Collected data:
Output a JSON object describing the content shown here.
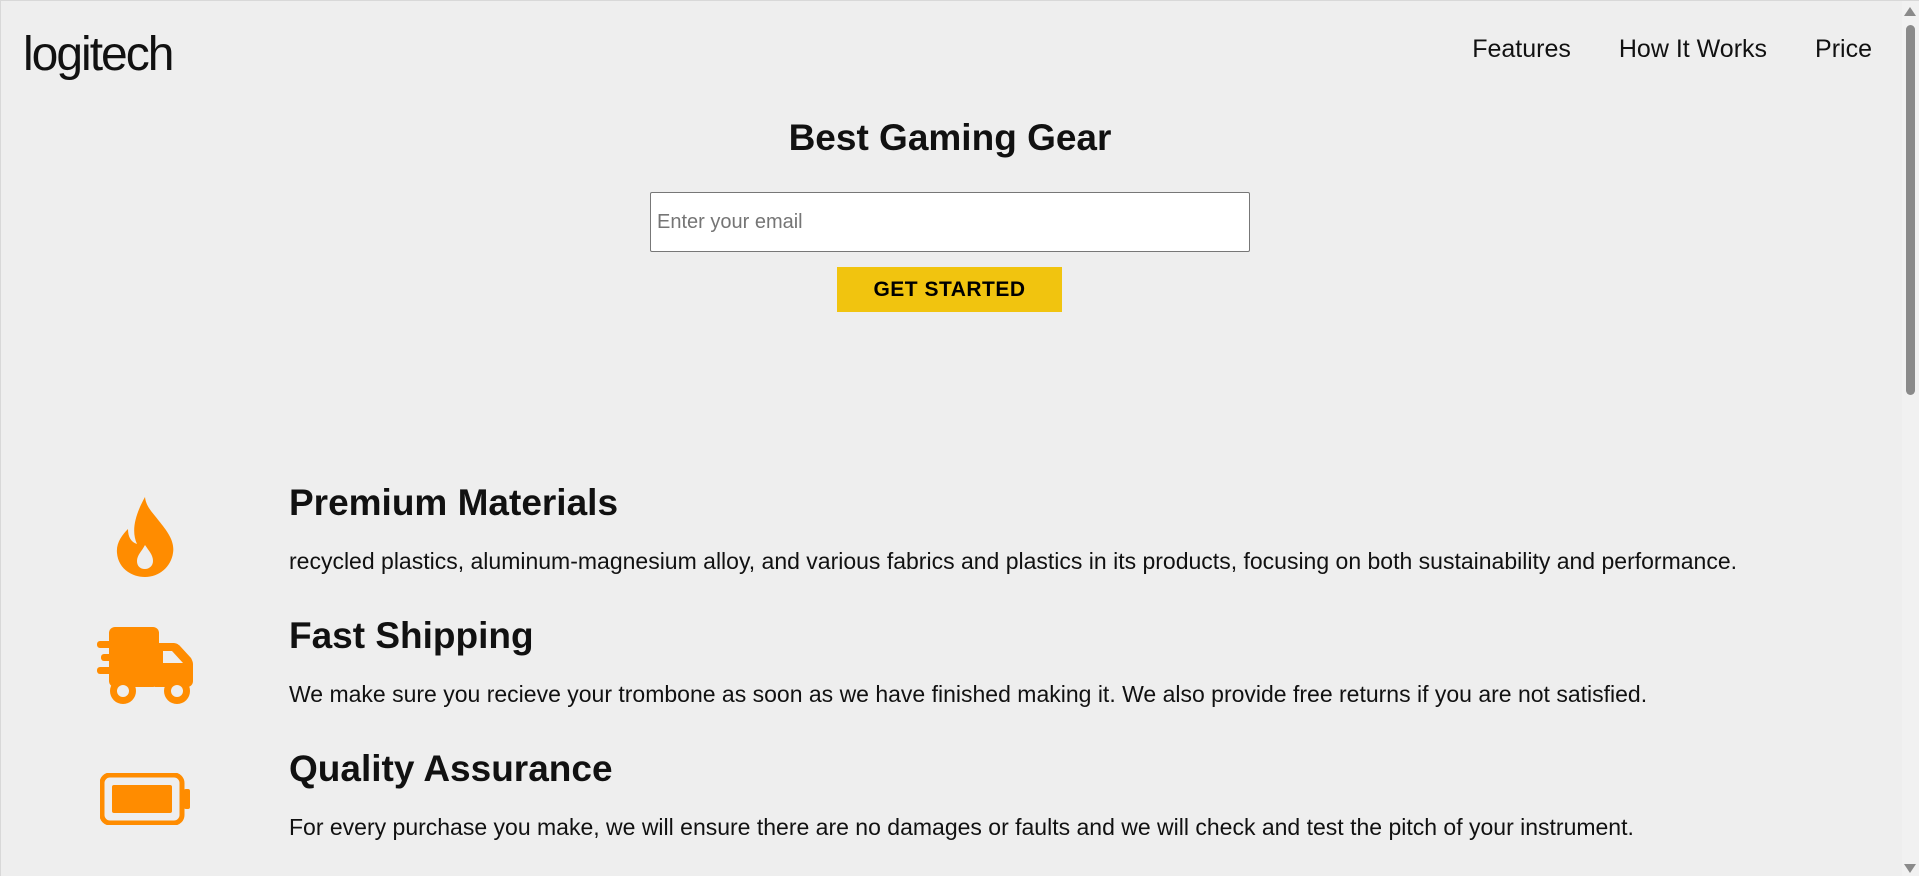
{
  "header": {
    "logo_text": "logitech",
    "nav": [
      {
        "label": "Features"
      },
      {
        "label": "How It Works"
      },
      {
        "label": "Price"
      }
    ]
  },
  "hero": {
    "title": "Best Gaming Gear",
    "email_placeholder": "Enter your email",
    "email_value": "",
    "cta_label": "GET STARTED"
  },
  "features": [
    {
      "icon": "fire-icon",
      "title": "Premium Materials",
      "text": "recycled plastics, aluminum-magnesium alloy, and various fabrics and plastics in its products, focusing on both sustainability and performance."
    },
    {
      "icon": "truck-fast-icon",
      "title": "Fast Shipping",
      "text": "We make sure you recieve your trombone as soon as we have finished making it. We also provide free returns if you are not satisfied."
    },
    {
      "icon": "battery-full-icon",
      "title": "Quality Assurance",
      "text": "For every purchase you make, we will ensure there are no damages or faults and we will check and test the pitch of your instrument."
    }
  ],
  "colors": {
    "background": "#eeeeee",
    "accent": "#f1c40f",
    "icon": "#ff8c00",
    "text": "#111111"
  }
}
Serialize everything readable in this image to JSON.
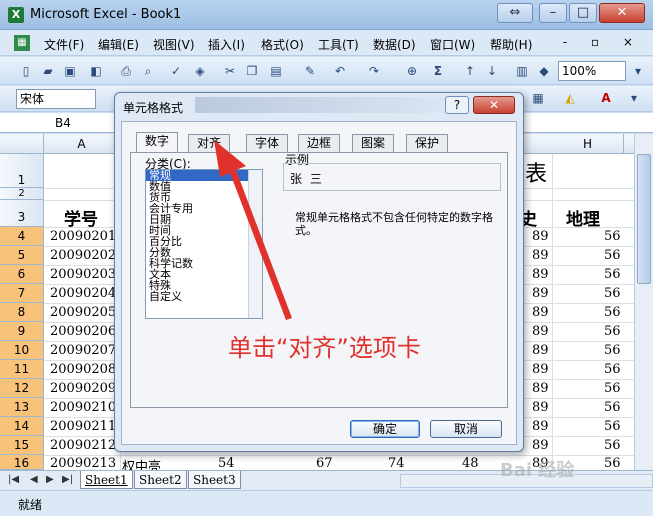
{
  "window": {
    "title": "Microsoft Excel - Book1",
    "app_icon_glyph": "X",
    "restore_glyph": "⇔",
    "min_glyph": "–",
    "max_glyph": "□",
    "close_glyph": "✕"
  },
  "menubar": {
    "items": [
      "文件(F)",
      "编辑(E)",
      "视图(V)",
      "插入(I)",
      "格式(O)",
      "工具(T)",
      "数据(D)",
      "窗口(W)",
      "帮助(H)"
    ],
    "doc_controls": "- ▫ ×"
  },
  "toolbar": {
    "zoom": "100%"
  },
  "formatbar": {
    "font": "宋体"
  },
  "namebox": {
    "value": "B4"
  },
  "columns": [
    "A",
    "H"
  ],
  "rows": [
    "1",
    "2",
    "3",
    "4",
    "5",
    "6",
    "7",
    "8",
    "9",
    "10",
    "11",
    "12",
    "13",
    "14",
    "15",
    "16"
  ],
  "sheet": {
    "title_fragment": "表",
    "header_partial": "史",
    "header_a": "学号",
    "header_h": "地理",
    "ids": [
      "20090201",
      "20090202",
      "20090203",
      "20090204",
      "20090205",
      "20090206",
      "20090207",
      "20090208",
      "20090209",
      "20090210",
      "20090211",
      "20090212",
      "20090213"
    ],
    "g_values": [
      "89",
      "89",
      "89",
      "89",
      "89",
      "89",
      "89",
      "89",
      "89",
      "89",
      "89",
      "89",
      "89"
    ],
    "h_values": [
      "56",
      "56",
      "56",
      "56",
      "56",
      "56",
      "56",
      "56",
      "56",
      "56",
      "56",
      "56",
      "56"
    ],
    "row16": {
      "name": "权中亮",
      "c": "54",
      "d": "67",
      "e": "74",
      "f": "48"
    }
  },
  "sheet_tabs": [
    "Sheet1",
    "Sheet2",
    "Sheet3"
  ],
  "status": {
    "text": "就绪"
  },
  "dialog": {
    "title": "单元格格式",
    "help": "?",
    "close": "✕",
    "tabs": [
      "数字",
      "对齐",
      "字体",
      "边框",
      "图案",
      "保护"
    ],
    "category_label": "分类(C):",
    "categories": [
      "常规",
      "数值",
      "货币",
      "会计专用",
      "日期",
      "时间",
      "百分比",
      "分数",
      "科学记数",
      "文本",
      "特殊",
      "自定义"
    ],
    "sample_label": "示例",
    "sample_value": "张 三",
    "description": "常规单元格格式不包含任何特定的数字格式。",
    "ok": "确定",
    "cancel": "取消"
  },
  "annotation": {
    "text": "单击“对齐”选项卡",
    "color": "#e0312c"
  },
  "watermark": {
    "text": "Bai 经验"
  }
}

• **Aim of the task**
Extract all the data above exactly, excluding every picture.

• **Task result**
Output a JSON object describing the content shown here.
{
  "header": {
    "logo_text": "logitech",
    "nav": [
      {
        "label": "Features"
      },
      {
        "label": "How It Works"
      },
      {
        "label": "Price"
      }
    ]
  },
  "hero": {
    "title": "Best Gaming Gear",
    "email_placeholder": "Enter your email",
    "email_value": "",
    "cta_label": "GET STARTED"
  },
  "features": [
    {
      "icon": "fire-icon",
      "title": "Premium Materials",
      "text": "recycled plastics, aluminum-magnesium alloy, and various fabrics and plastics in its products, focusing on both sustainability and performance."
    },
    {
      "icon": "truck-fast-icon",
      "title": "Fast Shipping",
      "text": "We make sure you recieve your trombone as soon as we have finished making it. We also provide free returns if you are not satisfied."
    },
    {
      "icon": "battery-full-icon",
      "title": "Quality Assurance",
      "text": "For every purchase you make, we will ensure there are no damages or faults and we will check and test the pitch of your instrument."
    }
  ],
  "colors": {
    "background": "#eeeeee",
    "accent": "#f1c40f",
    "icon": "#ff8c00",
    "text": "#111111"
  }
}
Serialize everything readable in this image to JSON.
{
  "window": {
    "title": "Microsoft Excel - Book1",
    "app_icon_glyph": "X",
    "restore_glyph": "⇔",
    "min_glyph": "–",
    "max_glyph": "□",
    "close_glyph": "✕"
  },
  "menubar": {
    "items": [
      "文件(F)",
      "编辑(E)",
      "视图(V)",
      "插入(I)",
      "格式(O)",
      "工具(T)",
      "数据(D)",
      "窗口(W)",
      "帮助(H)"
    ],
    "doc_controls": "- ▫ ×"
  },
  "toolbar": {
    "zoom": "100%"
  },
  "formatbar": {
    "font": "宋体"
  },
  "namebox": {
    "value": "B4"
  },
  "columns": [
    "A",
    "H"
  ],
  "rows": [
    "1",
    "2",
    "3",
    "4",
    "5",
    "6",
    "7",
    "8",
    "9",
    "10",
    "11",
    "12",
    "13",
    "14",
    "15",
    "16"
  ],
  "sheet": {
    "title_fragment": "表",
    "header_partial": "史",
    "header_a": "学号",
    "header_h": "地理",
    "ids": [
      "20090201",
      "20090202",
      "20090203",
      "20090204",
      "20090205",
      "20090206",
      "20090207",
      "20090208",
      "20090209",
      "20090210",
      "20090211",
      "20090212",
      "20090213"
    ],
    "g_values": [
      "89",
      "89",
      "89",
      "89",
      "89",
      "89",
      "89",
      "89",
      "89",
      "89",
      "89",
      "89",
      "89"
    ],
    "h_values": [
      "56",
      "56",
      "56",
      "56",
      "56",
      "56",
      "56",
      "56",
      "56",
      "56",
      "56",
      "56",
      "56"
    ],
    "row16": {
      "name": "权中亮",
      "c": "54",
      "d": "67",
      "e": "74",
      "f": "48"
    }
  },
  "sheet_tabs": [
    "Sheet1",
    "Sheet2",
    "Sheet3"
  ],
  "status": {
    "text": "就绪"
  },
  "dialog": {
    "title": "单元格格式",
    "help": "?",
    "close": "✕",
    "tabs": [
      "数字",
      "对齐",
      "字体",
      "边框",
      "图案",
      "保护"
    ],
    "category_label": "分类(C):",
    "categories": [
      "常规",
      "数值",
      "货币",
      "会计专用",
      "日期",
      "时间",
      "百分比",
      "分数",
      "科学记数",
      "文本",
      "特殊",
      "自定义"
    ],
    "sample_label": "示例",
    "sample_value": "张 三",
    "description": "常规单元格格式不包含任何特定的数字格式。",
    "ok": "确定",
    "cancel": "取消"
  },
  "annotation": {
    "text": "单击“对齐”选项卡",
    "color": "#e0312c"
  },
  "watermark": {
    "text": "Bai 经验"
  }
}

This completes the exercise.